DOCUMENT TEXT
9. These in substance were the grounds on which the jurisdiction of the Commission was assailed by the respondents.

10. Shri F. S. Nariman, representing TOMCO raised certain additional points for our consideration concerning the jurisdiction of the Commission and the propriety of issuing any injunction and these were : "(i) The deletion of Section 23 of the Monopolies and Restrictive Trade Practices Act by the 1991 Amendment Act clearly indicates that the bar to the sanctioning of a scheme of amalgamation by the company court is no longer within the purview of the Act but falls outside it. If the intention was otherwise, there would have been a separate and distinct provision for clearance to a scheme of amalgamation by the Commission, in addition to the sanction of the company court.

(ii) The absence of a provision analogous to Section 23 (after its deletion) vis-a-vis the Commission is indicative of the fact that Parliament did not intend to create a conflict of jurisdiction, viz., that of the company, court under the Companies Act and that of the Commission under the Monopolies and Restrictive Trade Practices Act : we must assume that after the deletion of Section 23, Parliament did not intend the power of the company court to sanction schemes of amalgamation to be controlled by the Commission under any provision of the Monopolies and Restrictive Trade Practices Act.

(iii) If 'amalgamation' be a 'trade practice' as is now argued, (a single act may be according to the definition), then it is submitted that amalgamation being expressly authorised by the Companies Act, no cease and desist order can be passed in the present case (Section 37(3)(b) of the Monopolies and Restrictive Trade Practices Act).

INFORMATION SHOWN
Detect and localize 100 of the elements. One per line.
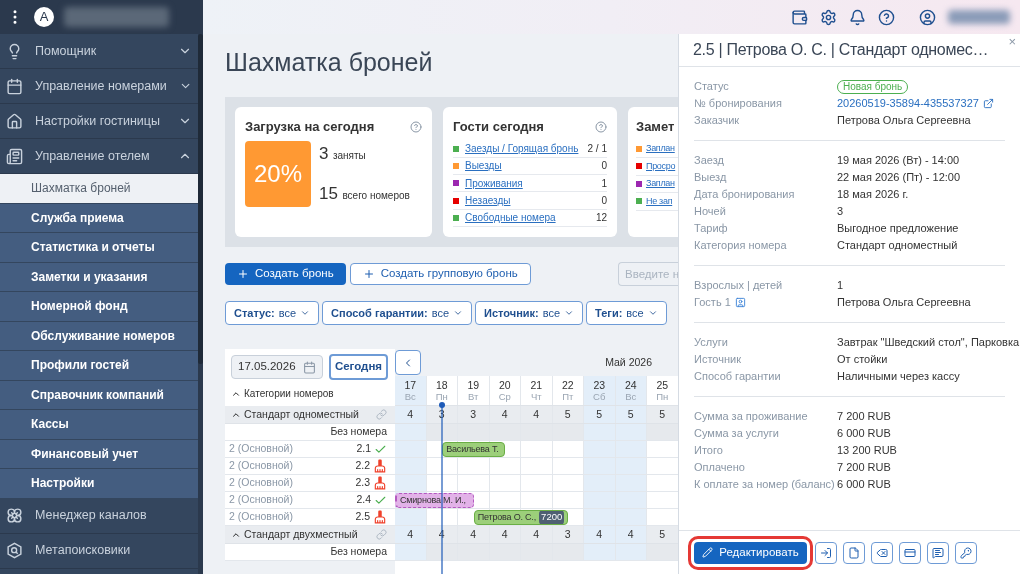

WHAT NEEDS TO BE DONE
Copy the passage on the Commission's jurisdiction word for word, from beginning to end. The material after the passage stands on its own and is not connected to it.

SOLUTION FOR THIS PROBLEM
9. These in substance were the grounds on which the jurisdiction of the Commission was assailed by the respondents.

10. Shri F. S. Nariman, representing TOMCO raised certain additional points for our consideration concerning the jurisdiction of the Commission and the propriety of issuing any injunction and these were : "(i) The deletion of Section 23 of the Monopolies and Restrictive Trade Practices Act by the 1991 Amendment Act clearly indicates that the bar to the sanctioning of a scheme of amalgamation by the company court is no longer within the purview of the Act but falls outside it. If the intention was otherwise, there would have been a separate and distinct provision for clearance to a scheme of amalgamation by the Commission, in addition to the sanction of the company court.

(ii) The absence of a provision analogous to Section 23 (after its deletion) vis-a-vis the Commission is indicative of the fact that Parliament did not intend to create a conflict of jurisdiction, viz., that of the company, court under the Companies Act and that of the Commission under the Monopolies and Restrictive Trade Practices Act : we must assume that after the deletion of Section 23, Parliament did not intend the power of the company court to sanction schemes of amalgamation to be controlled by the Commission under any provision of the Monopolies and Restrictive Trade Practices Act.

(iii) If 'amalgamation' be a 'trade practice' as is now argued, (a single act may be according to the definition), then it is submitted that amalgamation being expressly authorised by the Companies Act, no cease and desist order can be passed in the present case (Section 37(3)(b) of the Monopolies and Restrictive Trade Practices Act).